[PASSAGE FOR REVIEW]:
══════════════════════════════
Islam and pluralism: Who speaks for Muslims?

They all speak

You’ve probably heard that Islam is a decentralized religion, that there is no recognized clerical hierarchy or no one person with authority to speak on behalf of the 1.5 billion Muslims worldwide. I’ve always viewed this organizational structure with appreciation that as a Muslim, I am personally empowered to understand the dictates of the religion in my own cultural & national context.

However, after 9/11, it quickly became evident that this very absence of a religious leader left many non-Muslims shaking their heads over what they perceived to be the overwhelming silence from Muslims in the condemnation of the 9/11 attacks. Irrespective of the many Muslim voices which did speak out – it’s clear that these voices were not heard, especially in America, a land where the media thrives on sound-bites & vivid imagery which do little to explain the complexities of world affairs.

As an American Muslim who is signed up on numerous blogs and e-mail lists, I hear the voices of condemnation, I read about the interfaith initiatives, and I’m aware of the volunteer & community-building projects thriving across the country. My two children & I even co-authored a book about the basics of Islam in order to dispel stereotypes about the religion and its followers, so believe me when I say that Muslims are proactively trying to engage in the dialogue. In January 2009, the United States Institute of Peace published a report titled Islamic Peacemaking Since 9/11 which extensively outlines the numerous Muslim initiatives in this regard.

Daisy Khan, Executive Director of the ASMA Society (American Society for Muslim Advancement) in New York is one such tireless advocate for education and authentic Islamic thought. Along with her husband, Imam Feisal Abdul Rauf, they are leaders in the field of prominent American Muslims who are striving to pursue religious harmony, yet even they face obstacles in receiving the media coverage which their efforts duly deserve. Muslim activists, authors, artists, average citizens – we’re all around you – but what do we have to do to break through the pervading atmosphere of willful misunderstanding about Islam in America?

As a religious group, American Muslims are not a monolithic block – they are as diverse as American Jews in terms of differences in orthodoxy and observance, yet the media continues to define them by the radical acts of a few. To compound the issue, most non-Muslims remain unaware of the vibrant debates over interpretation and self-identity within the Muslim arena.

Who speaks for Muslims? I can only speak for myself when I try to explain the basics of Islam at book-signings, lectures, and Islam 101 classes. This ongoing dialogue is important to those non-Muslims who are curious about learning the facts of a religion which is often perceived as foreign or even un-American (my children are third-generation Americans). Our book, The American Muslim Teenager’s Handbook, is in over 750 libraries and on a growing number of school and college curriculums as a handy, non-proselytizing resource on Islam, yet some Muslims themselves glance at the cover and dismiss us as ‘not Muslim enough’.
══════════════════════════════
[TASK INSTRUCTIONS]:
(a) In the essay on who speaks for Muslims, what is the title of the report the United States Institute of Peace published in January 2009?
(b) Please continue the essay on who speaks for Muslims from the point where it stops.
══════════════════════════════
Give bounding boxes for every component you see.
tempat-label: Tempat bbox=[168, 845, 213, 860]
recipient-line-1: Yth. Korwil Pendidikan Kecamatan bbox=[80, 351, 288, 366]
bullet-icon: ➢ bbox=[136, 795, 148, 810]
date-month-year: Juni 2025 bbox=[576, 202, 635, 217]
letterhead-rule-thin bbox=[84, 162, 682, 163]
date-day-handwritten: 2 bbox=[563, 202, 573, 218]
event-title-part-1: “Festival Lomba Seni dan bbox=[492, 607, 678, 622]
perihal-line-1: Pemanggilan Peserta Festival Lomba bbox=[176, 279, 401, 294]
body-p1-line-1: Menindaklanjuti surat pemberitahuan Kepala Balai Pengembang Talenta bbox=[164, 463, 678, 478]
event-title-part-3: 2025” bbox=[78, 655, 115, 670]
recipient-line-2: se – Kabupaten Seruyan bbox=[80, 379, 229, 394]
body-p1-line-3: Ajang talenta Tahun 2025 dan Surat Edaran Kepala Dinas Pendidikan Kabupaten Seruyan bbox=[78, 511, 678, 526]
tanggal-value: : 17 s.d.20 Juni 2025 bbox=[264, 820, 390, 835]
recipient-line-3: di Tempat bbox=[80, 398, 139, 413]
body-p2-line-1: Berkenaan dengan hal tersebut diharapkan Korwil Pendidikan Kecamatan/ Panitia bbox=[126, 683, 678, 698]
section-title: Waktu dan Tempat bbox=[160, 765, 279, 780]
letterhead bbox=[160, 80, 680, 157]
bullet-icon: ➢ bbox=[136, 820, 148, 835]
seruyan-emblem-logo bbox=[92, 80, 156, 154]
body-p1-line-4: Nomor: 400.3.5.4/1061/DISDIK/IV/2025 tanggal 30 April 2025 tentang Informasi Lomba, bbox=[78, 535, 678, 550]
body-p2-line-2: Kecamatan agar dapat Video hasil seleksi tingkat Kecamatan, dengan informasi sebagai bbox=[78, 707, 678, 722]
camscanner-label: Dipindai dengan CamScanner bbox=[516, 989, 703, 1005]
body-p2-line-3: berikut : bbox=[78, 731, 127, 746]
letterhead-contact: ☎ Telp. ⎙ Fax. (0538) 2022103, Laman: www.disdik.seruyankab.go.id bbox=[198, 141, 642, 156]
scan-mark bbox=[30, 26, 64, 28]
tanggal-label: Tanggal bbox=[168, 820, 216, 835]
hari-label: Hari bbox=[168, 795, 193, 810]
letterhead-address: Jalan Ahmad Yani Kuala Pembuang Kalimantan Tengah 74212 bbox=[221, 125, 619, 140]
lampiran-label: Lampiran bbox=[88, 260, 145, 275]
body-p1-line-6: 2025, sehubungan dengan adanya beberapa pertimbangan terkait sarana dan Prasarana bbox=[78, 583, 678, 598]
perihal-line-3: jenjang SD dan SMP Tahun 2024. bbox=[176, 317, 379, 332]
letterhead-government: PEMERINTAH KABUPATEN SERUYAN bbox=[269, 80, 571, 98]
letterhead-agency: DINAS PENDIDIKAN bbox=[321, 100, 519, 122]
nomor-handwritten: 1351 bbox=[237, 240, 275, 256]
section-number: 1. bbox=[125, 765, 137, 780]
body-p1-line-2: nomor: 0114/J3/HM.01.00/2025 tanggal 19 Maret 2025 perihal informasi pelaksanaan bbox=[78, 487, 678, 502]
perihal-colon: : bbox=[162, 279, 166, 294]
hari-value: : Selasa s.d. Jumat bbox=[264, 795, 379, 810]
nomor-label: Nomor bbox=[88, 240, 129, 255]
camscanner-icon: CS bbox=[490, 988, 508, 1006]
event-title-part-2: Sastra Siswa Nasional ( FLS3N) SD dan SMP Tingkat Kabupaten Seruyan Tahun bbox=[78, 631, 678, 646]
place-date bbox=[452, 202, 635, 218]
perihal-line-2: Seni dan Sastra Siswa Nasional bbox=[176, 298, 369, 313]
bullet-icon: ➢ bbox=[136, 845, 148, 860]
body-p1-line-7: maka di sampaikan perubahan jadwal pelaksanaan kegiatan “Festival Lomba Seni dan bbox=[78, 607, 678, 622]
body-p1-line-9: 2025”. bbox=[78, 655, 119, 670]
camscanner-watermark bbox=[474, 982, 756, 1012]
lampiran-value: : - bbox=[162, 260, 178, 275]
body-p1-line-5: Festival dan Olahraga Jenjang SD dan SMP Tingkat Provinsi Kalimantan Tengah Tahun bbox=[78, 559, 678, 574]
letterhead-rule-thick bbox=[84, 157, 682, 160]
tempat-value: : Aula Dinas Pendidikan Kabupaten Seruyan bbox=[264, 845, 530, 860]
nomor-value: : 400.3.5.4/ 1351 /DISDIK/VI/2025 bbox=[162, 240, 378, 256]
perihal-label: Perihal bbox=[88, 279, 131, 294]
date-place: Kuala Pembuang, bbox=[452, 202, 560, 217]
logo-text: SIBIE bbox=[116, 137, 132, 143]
══════════════════════════════
[OUTPUTS FOR THE TASKS]:
(a) Islamic Peacemaking Since 9/11

(b)
The diversity which we firmly believe is inherent in Islam lends itself to not only our shadings of skin-color, but also the wide acceptance of personal interpretation. For example, the jacket cover of our book includes pictures of a variety of American Muslim teenagers – some in hijab, some not wearing hijab, some holding basketballs or guitars or i-Pods, some just smiling confidently into the camera – basically a snapshot of the unique teen experience. The welcoming accessibility and inclusiveness of this image resonates with my sincere belief that an American Muslim cannot be narrowly defined by any one image.

And yet, a fringe element within the Muslim community is bent on adhering to a definition of Islam which has no room for music or non-hijab wearing girls. Our book IS judged by its cover and summarily dismissed by these ‘representatives of true Islam’ – an irony which probably remains lost on them as the rest of us continue to strive against their narrow interpretations through our interfaith discourse and active involvement within our neighborhoods and communities – all activities which they do not engage in as they are loathe to leave their Muslim bubble. These critics love to condemn outspoken Muslims who endeavor to follow the fundamentals of Islam – belief in God and doing good deeds. Whose image of a Muslim is more valid in this global world, one who strives for peaceful co-existence through education and dialogue or one who is busy enforcing the minutia of dogma?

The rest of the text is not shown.